J’aurais voulu dès ce soir fixer devant vous, devant ceux qui ont été et sont toujours mes amis, devant ceux qui ne l’ont pas été naguère et qui le seront demain, la leçon de notre arrivée commune ici, à Charles Vallin et à moi, la leçon de cette arrivée que nous avons l’un et l’autre voulue commune pour montrer physiquement à tous qu’il n’y a plus entre les Français de fossé, sinon le fossé séparant à jamais ceux qui veulent leur pays intact et libre et ceux qui le toléreraient mutilé et asservi…

Mais, aujourd’hui, je veux d’abord, parce que je crois que je le puis, je veux d’abord répondre à une des interrogations muettes et ardentes de millions de Français et de Françaises.

ENREGISTREMENTS FOURNIS:
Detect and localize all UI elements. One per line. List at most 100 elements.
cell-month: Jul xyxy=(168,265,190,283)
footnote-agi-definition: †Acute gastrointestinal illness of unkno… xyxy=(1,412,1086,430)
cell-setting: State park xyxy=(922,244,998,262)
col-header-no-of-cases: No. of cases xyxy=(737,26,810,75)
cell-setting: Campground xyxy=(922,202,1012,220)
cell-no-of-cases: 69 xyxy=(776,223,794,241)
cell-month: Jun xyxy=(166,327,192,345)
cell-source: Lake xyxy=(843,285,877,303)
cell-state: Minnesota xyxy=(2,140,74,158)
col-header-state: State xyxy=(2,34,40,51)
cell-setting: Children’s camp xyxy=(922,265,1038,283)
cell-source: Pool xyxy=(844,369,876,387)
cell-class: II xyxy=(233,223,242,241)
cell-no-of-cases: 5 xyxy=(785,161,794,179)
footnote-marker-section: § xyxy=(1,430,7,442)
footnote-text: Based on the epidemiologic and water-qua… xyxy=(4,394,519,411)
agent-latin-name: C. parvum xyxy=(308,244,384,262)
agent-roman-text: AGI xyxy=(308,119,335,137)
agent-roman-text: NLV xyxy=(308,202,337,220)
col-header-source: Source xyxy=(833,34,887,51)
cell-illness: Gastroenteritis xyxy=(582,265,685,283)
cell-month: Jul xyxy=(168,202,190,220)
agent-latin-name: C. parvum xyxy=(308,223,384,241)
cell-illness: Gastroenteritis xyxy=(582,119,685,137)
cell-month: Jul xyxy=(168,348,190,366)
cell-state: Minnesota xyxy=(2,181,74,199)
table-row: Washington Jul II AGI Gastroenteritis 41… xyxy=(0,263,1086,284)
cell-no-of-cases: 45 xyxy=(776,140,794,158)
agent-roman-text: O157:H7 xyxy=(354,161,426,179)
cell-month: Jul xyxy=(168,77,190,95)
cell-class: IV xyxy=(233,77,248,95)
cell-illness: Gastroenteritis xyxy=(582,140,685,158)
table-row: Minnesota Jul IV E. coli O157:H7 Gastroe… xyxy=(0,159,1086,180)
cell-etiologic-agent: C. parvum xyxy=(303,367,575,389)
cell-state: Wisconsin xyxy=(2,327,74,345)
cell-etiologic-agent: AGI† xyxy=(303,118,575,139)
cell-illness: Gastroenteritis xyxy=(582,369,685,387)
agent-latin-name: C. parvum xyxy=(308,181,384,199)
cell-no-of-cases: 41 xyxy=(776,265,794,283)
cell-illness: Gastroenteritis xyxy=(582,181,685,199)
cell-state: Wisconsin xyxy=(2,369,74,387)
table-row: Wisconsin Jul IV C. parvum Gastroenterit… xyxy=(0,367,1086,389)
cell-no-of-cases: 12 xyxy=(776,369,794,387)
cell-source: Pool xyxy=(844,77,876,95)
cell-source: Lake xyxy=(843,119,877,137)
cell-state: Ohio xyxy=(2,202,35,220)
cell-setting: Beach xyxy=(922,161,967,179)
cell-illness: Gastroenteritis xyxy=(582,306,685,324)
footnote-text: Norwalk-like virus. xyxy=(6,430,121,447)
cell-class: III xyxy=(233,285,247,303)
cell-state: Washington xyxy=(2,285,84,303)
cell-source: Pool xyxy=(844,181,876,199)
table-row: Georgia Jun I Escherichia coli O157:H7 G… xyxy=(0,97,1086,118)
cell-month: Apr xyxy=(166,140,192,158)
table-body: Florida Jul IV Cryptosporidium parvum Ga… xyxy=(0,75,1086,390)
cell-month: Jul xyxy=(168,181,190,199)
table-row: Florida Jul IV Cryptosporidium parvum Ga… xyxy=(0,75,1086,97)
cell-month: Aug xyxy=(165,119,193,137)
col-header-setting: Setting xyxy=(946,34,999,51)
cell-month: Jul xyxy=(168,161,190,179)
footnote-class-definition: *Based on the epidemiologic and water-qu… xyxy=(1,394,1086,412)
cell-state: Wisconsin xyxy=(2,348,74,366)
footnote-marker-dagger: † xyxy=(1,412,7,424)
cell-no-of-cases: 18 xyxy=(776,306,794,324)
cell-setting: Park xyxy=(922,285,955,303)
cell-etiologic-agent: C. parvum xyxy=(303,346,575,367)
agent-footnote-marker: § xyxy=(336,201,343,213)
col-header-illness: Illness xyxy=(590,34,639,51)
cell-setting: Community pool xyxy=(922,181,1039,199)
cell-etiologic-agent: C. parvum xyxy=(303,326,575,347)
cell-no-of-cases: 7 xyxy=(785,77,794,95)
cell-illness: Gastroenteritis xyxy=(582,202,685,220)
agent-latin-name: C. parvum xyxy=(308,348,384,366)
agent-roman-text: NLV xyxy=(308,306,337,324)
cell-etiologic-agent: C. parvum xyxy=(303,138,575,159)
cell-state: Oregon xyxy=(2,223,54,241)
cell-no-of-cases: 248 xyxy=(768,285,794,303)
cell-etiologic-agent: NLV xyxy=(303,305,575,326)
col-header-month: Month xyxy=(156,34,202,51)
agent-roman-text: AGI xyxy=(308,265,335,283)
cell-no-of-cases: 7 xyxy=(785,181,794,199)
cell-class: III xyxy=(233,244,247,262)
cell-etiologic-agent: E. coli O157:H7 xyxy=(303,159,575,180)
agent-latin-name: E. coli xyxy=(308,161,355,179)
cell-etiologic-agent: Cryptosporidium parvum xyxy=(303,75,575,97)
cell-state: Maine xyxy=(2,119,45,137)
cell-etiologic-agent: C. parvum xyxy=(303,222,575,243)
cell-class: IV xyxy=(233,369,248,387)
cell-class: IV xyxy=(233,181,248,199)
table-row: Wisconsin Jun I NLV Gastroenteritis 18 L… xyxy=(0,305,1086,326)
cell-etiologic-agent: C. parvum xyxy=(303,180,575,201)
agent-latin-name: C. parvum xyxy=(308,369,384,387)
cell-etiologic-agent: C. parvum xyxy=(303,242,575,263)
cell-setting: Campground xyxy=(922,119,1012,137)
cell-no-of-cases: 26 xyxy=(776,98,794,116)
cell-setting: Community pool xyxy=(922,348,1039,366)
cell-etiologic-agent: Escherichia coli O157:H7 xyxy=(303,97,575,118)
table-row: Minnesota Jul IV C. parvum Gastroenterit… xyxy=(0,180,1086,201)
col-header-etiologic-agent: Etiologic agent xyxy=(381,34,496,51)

TRAVAIL À FAIRE: Prélevez dans l'extrait le passage qui va de « J’aurais voulu dès » à « et de Françaises. », ces deux segments inclus.

RÉPONSE:
J’aurais voulu dès ce soir fixer devant vous, devant ceux qui ont été et sont toujours mes amis, devant ceux qui ne l’ont pas été naguère et qui le seront demain, la leçon de notre arrivée commune ici, à Charles Vallin et à moi, la leçon de cette arrivée que nous avons l’un et l’autre voulue commune pour montrer physiquement à tous qu’il n’y a plus entre les Français de fossé, sinon le fossé séparant à jamais ceux qui veulent leur pays intact et libre et ceux qui le toléreraient mutilé et asservi…

Mais, aujourd’hui, je veux d’abord, parce que je crois que je le puis, je veux d’abord répondre à une des interrogations muettes et ardentes de millions de Français et de Françaises.